**WRITTEN PROBLEM:**
Give the data again exactly as written, skipping any pictures.

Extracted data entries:
--

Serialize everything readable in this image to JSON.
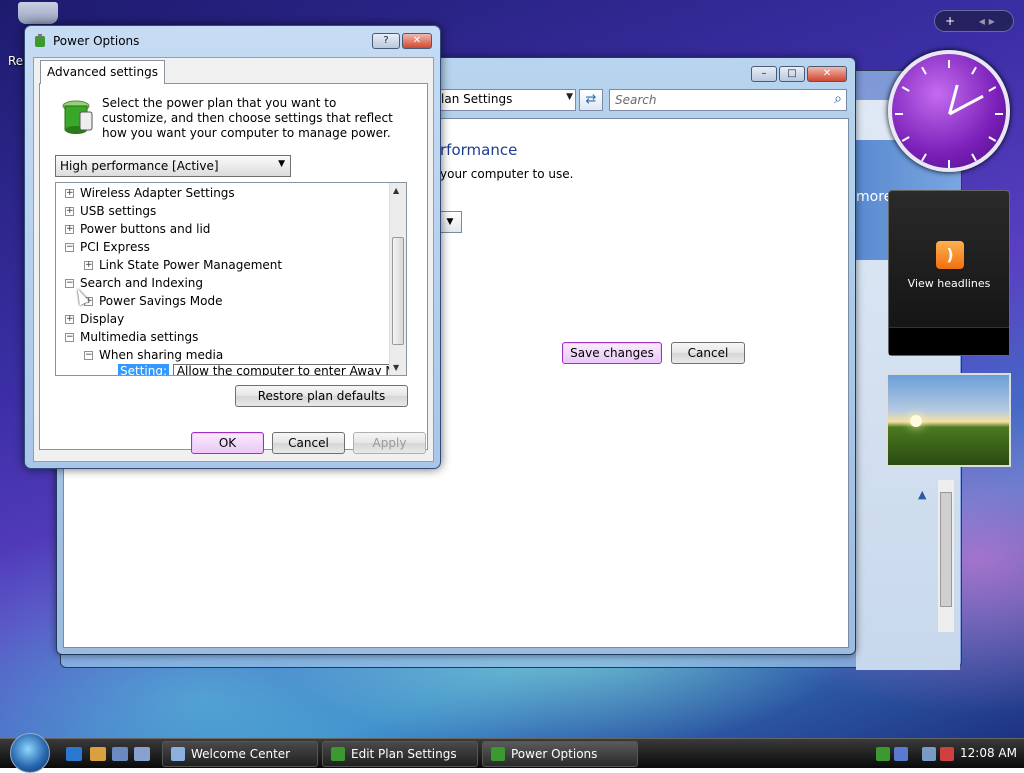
{
  "desktop": {
    "label_partial": "Re"
  },
  "edit_plan_window": {
    "address_partial": "lan Settings",
    "search_placeholder": "Search",
    "heading_partial": "rformance",
    "subtext_partial": "your computer to use.",
    "save_label": "Save changes",
    "cancel_label": "Cancel",
    "more_partial": "more"
  },
  "dialog": {
    "title": "Power Options",
    "help_button": "?",
    "close_button": "✕",
    "tab_label": "Advanced settings",
    "intro_text": "Select the power plan that you want to customize, and then choose settings that reflect how you want your computer to manage power.",
    "plan_selected": "High performance [Active]",
    "tree": [
      {
        "label": "Wireless Adapter Settings",
        "expanded": false,
        "level": 0
      },
      {
        "label": "USB settings",
        "expanded": false,
        "level": 0
      },
      {
        "label": "Power buttons and lid",
        "expanded": false,
        "level": 0
      },
      {
        "label": "PCI Express",
        "expanded": true,
        "level": 0
      },
      {
        "label": "Link State Power Management",
        "expanded": false,
        "level": 1
      },
      {
        "label": "Search and Indexing",
        "expanded": true,
        "level": 0
      },
      {
        "label": "Power Savings Mode",
        "expanded": false,
        "level": 1
      },
      {
        "label": "Display",
        "expanded": false,
        "level": 0
      },
      {
        "label": "Multimedia settings",
        "expanded": true,
        "level": 0
      },
      {
        "label": "When sharing media",
        "expanded": true,
        "level": 1
      }
    ],
    "setting_label": "Setting:",
    "setting_value": "Allow the computer to enter Away Mo",
    "restore_label": "Restore plan defaults",
    "ok_label": "OK",
    "cancel_label": "Cancel",
    "apply_label": "Apply"
  },
  "gadgets": {
    "sidebar_add": "+",
    "feed_label": "View headlines"
  },
  "taskbar": {
    "tasks": [
      {
        "label": "Welcome Center"
      },
      {
        "label": "Edit Plan Settings"
      },
      {
        "label": "Power Options"
      }
    ],
    "time": "12:08 AM"
  },
  "colors": {
    "accent": "#3399ff",
    "heading": "#1e3c8c",
    "clock_face": "#7a1fb8"
  }
}
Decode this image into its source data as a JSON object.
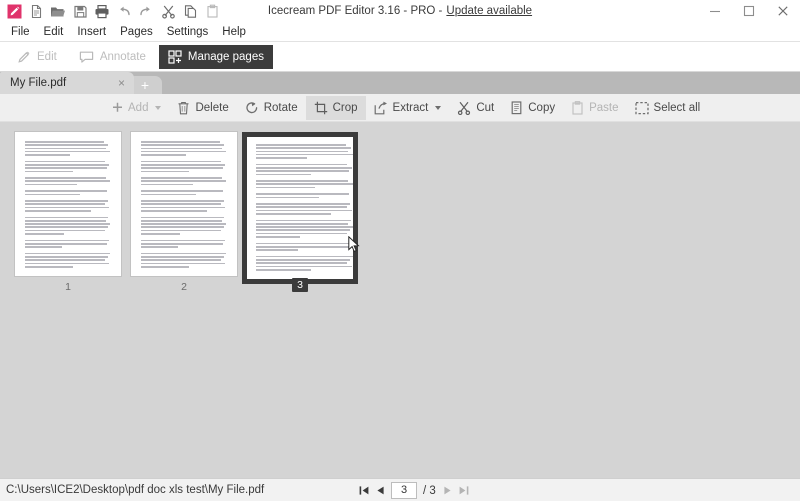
{
  "window": {
    "title_main": "Icecream PDF Editor 3.16 - PRO - ",
    "title_update_link": "Update available",
    "minimize": "minimize-icon",
    "maximize": "maximize-icon",
    "close": "close-icon"
  },
  "quick_access": [
    {
      "name": "edit-pen-icon",
      "label": "Edit",
      "accent": "#E0336B"
    },
    {
      "name": "new-file-icon",
      "label": "New"
    },
    {
      "name": "open-folder-icon",
      "label": "Open"
    },
    {
      "name": "save-icon",
      "label": "Save"
    },
    {
      "name": "print-icon",
      "label": "Print"
    },
    {
      "name": "undo-icon",
      "label": "Undo"
    },
    {
      "name": "redo-icon",
      "label": "Redo"
    },
    {
      "name": "cut-scissors-icon",
      "label": "Cut"
    },
    {
      "name": "copy-icon",
      "label": "Copy"
    },
    {
      "name": "paste-icon",
      "label": "Paste"
    }
  ],
  "menubar": {
    "items": [
      {
        "label": "File"
      },
      {
        "label": "Edit"
      },
      {
        "label": "Insert"
      },
      {
        "label": "Pages"
      },
      {
        "label": "Settings"
      },
      {
        "label": "Help"
      }
    ]
  },
  "modes": [
    {
      "label": "Edit",
      "icon": "pencil-icon",
      "state": "disabled"
    },
    {
      "label": "Annotate",
      "icon": "comment-bubble-icon",
      "state": "disabled"
    },
    {
      "label": "Manage pages",
      "icon": "manage-pages-icon",
      "state": "active"
    }
  ],
  "document_tabs": {
    "tabs": [
      {
        "label": "My File.pdf",
        "close": "×"
      }
    ],
    "new_tab_label": "+"
  },
  "actions": [
    {
      "label": "Add",
      "icon": "plus-icon",
      "dropdown": true,
      "state": "dim"
    },
    {
      "label": "Delete",
      "icon": "trash-icon",
      "dropdown": false,
      "state": "normal"
    },
    {
      "label": "Rotate",
      "icon": "rotate-icon",
      "dropdown": false,
      "state": "normal"
    },
    {
      "label": "Crop",
      "icon": "crop-icon",
      "dropdown": false,
      "state": "hover"
    },
    {
      "label": "Extract",
      "icon": "extract-icon",
      "dropdown": true,
      "state": "normal"
    },
    {
      "label": "Cut",
      "icon": "scissors-icon",
      "dropdown": false,
      "state": "normal"
    },
    {
      "label": "Copy",
      "icon": "copy-pages-icon",
      "dropdown": false,
      "state": "normal"
    },
    {
      "label": "Paste",
      "icon": "clipboard-icon",
      "dropdown": false,
      "state": "dim"
    },
    {
      "label": "Select all",
      "icon": "select-all-icon",
      "dropdown": false,
      "state": "normal"
    }
  ],
  "pages": [
    {
      "number": "1",
      "selected": false
    },
    {
      "number": "2",
      "selected": false
    },
    {
      "number": "3",
      "selected": true
    }
  ],
  "statusbar": {
    "file_path": "C:\\Users\\ICE2\\Desktop\\pdf doc xls test\\My File.pdf",
    "first_label": "first-page",
    "prev_label": "previous-page",
    "current_page": "3",
    "total_pages": "/ 3",
    "next_label": "next-page",
    "last_label": "last-page"
  },
  "colors": {
    "accent_pink": "#E0336B",
    "active_tab_bg": "#3C3C3C",
    "canvas_bg": "#D4D4D4",
    "selection_border": "#3B3B3B"
  }
}
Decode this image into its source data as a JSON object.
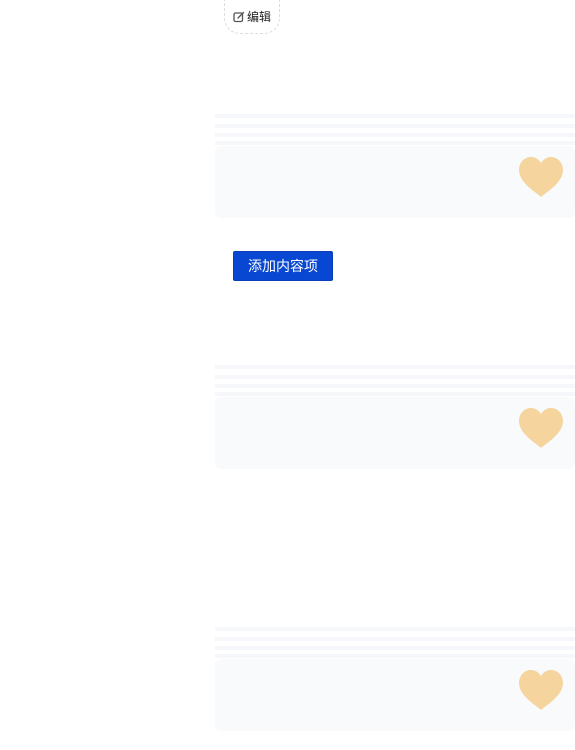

--

**ANSWER TO THE EXERCISE:**
Serialize everything readable in this image to JSON.
{
  "desktop": {
    "label_partial": "Re"
  },
  "edit_plan_window": {
    "address_partial": "lan Settings",
    "search_placeholder": "Search",
    "heading_partial": "rformance",
    "subtext_partial": "your computer to use.",
    "save_label": "Save changes",
    "cancel_label": "Cancel",
    "more_partial": "more"
  },
  "dialog": {
    "title": "Power Options",
    "help_button": "?",
    "close_button": "✕",
    "tab_label": "Advanced settings",
    "intro_text": "Select the power plan that you want to customize, and then choose settings that reflect how you want your computer to manage power.",
    "plan_selected": "High performance [Active]",
    "tree": [
      {
        "label": "Wireless Adapter Settings",
        "expanded": false,
        "level": 0
      },
      {
        "label": "USB settings",
        "expanded": false,
        "level": 0
      },
      {
        "label": "Power buttons and lid",
        "expanded": false,
        "level": 0
      },
      {
        "label": "PCI Express",
        "expanded": true,
        "level": 0
      },
      {
        "label": "Link State Power Management",
        "expanded": false,
        "level": 1
      },
      {
        "label": "Search and Indexing",
        "expanded": true,
        "level": 0
      },
      {
        "label": "Power Savings Mode",
        "expanded": false,
        "level": 1
      },
      {
        "label": "Display",
        "expanded": false,
        "level": 0
      },
      {
        "label": "Multimedia settings",
        "expanded": true,
        "level": 0
      },
      {
        "label": "When sharing media",
        "expanded": true,
        "level": 1
      }
    ],
    "setting_label": "Setting:",
    "setting_value": "Allow the computer to enter Away Mo",
    "restore_label": "Restore plan defaults",
    "ok_label": "OK",
    "cancel_label": "Cancel",
    "apply_label": "Apply"
  },
  "gadgets": {
    "sidebar_add": "+",
    "feed_label": "View headlines"
  },
  "taskbar": {
    "tasks": [
      {
        "label": "Welcome Center"
      },
      {
        "label": "Edit Plan Settings"
      },
      {
        "label": "Power Options"
      }
    ],
    "time": "12:08 AM"
  },
  "colors": {
    "accent": "#3399ff",
    "heading": "#1e3c8c",
    "clock_face": "#7a1fb8"
  }
}
Decode this image into its source data as a JSON object.
{
  "window": {
    "title_main": "Icecream PDF Editor 3.16 - PRO - ",
    "title_update_link": "Update available",
    "minimize": "minimize-icon",
    "maximize": "maximize-icon",
    "close": "close-icon"
  },
  "quick_access": [
    {
      "name": "edit-pen-icon",
      "label": "Edit",
      "accent": "#E0336B"
    },
    {
      "name": "new-file-icon",
      "label": "New"
    },
    {
      "name": "open-folder-icon",
      "label": "Open"
    },
    {
      "name": "save-icon",
      "label": "Save"
    },
    {
      "name": "print-icon",
      "label": "Print"
    },
    {
      "name": "undo-icon",
      "label": "Undo"
    },
    {
      "name": "redo-icon",
      "label": "Redo"
    },
    {
      "name": "cut-scissors-icon",
      "label": "Cut"
    },
    {
      "name": "copy-icon",
      "label": "Copy"
    },
    {
      "name": "paste-icon",
      "label": "Paste"
    }
  ],
  "menubar": {
    "items": [
      {
        "label": "File"
      },
      {
        "label": "Edit"
      },
      {
        "label": "Insert"
      },
      {
        "label": "Pages"
      },
      {
        "label": "Settings"
      },
      {
        "label": "Help"
      }
    ]
  },
  "modes": [
    {
      "label": "Edit",
      "icon": "pencil-icon",
      "state": "disabled"
    },
    {
      "label": "Annotate",
      "icon": "comment-bubble-icon",
      "state": "disabled"
    },
    {
      "label": "Manage pages",
      "icon": "manage-pages-icon",
      "state": "active"
    }
  ],
  "document_tabs": {
    "tabs": [
      {
        "label": "My File.pdf",
        "close": "×"
      }
    ],
    "new_tab_label": "+"
  },
  "actions": [
    {
      "label": "Add",
      "icon": "plus-icon",
      "dropdown": true,
      "state": "dim"
    },
    {
      "label": "Delete",
      "icon": "trash-icon",
      "dropdown": false,
      "state": "normal"
    },
    {
      "label": "Rotate",
      "icon": "rotate-icon",
      "dropdown": false,
      "state": "normal"
    },
    {
      "label": "Crop",
      "icon": "crop-icon",
      "dropdown": false,
      "state": "hover"
    },
    {
      "label": "Extract",
      "icon": "extract-icon",
      "dropdown": true,
      "state": "normal"
    },
    {
      "label": "Cut",
      "icon": "scissors-icon",
      "dropdown": false,
      "state": "normal"
    },
    {
      "label": "Copy",
      "icon": "copy-pages-icon",
      "dropdown": false,
      "state": "normal"
    },
    {
      "label": "Paste",
      "icon": "clipboard-icon",
      "dropdown": false,
      "state": "dim"
    },
    {
      "label": "Select all",
      "icon": "select-all-icon",
      "dropdown": false,
      "state": "normal"
    }
  ],
  "pages": [
    {
      "number": "1",
      "selected": false
    },
    {
      "number": "2",
      "selected": false
    },
    {
      "number": "3",
      "selected": true
    }
  ],
  "statusbar": {
    "file_path": "C:\\Users\\ICE2\\Desktop\\pdf doc xls test\\My File.pdf",
    "first_label": "first-page",
    "prev_label": "previous-page",
    "current_page": "3",
    "total_pages": "/ 3",
    "next_label": "next-page",
    "last_label": "last-page"
  },
  "colors": {
    "accent_pink": "#E0336B",
    "active_tab_bg": "#3C3C3C",
    "canvas_bg": "#D4D4D4",
    "selection_border": "#3B3B3B"
  }
}
Decode this image into its source data as a JSON object.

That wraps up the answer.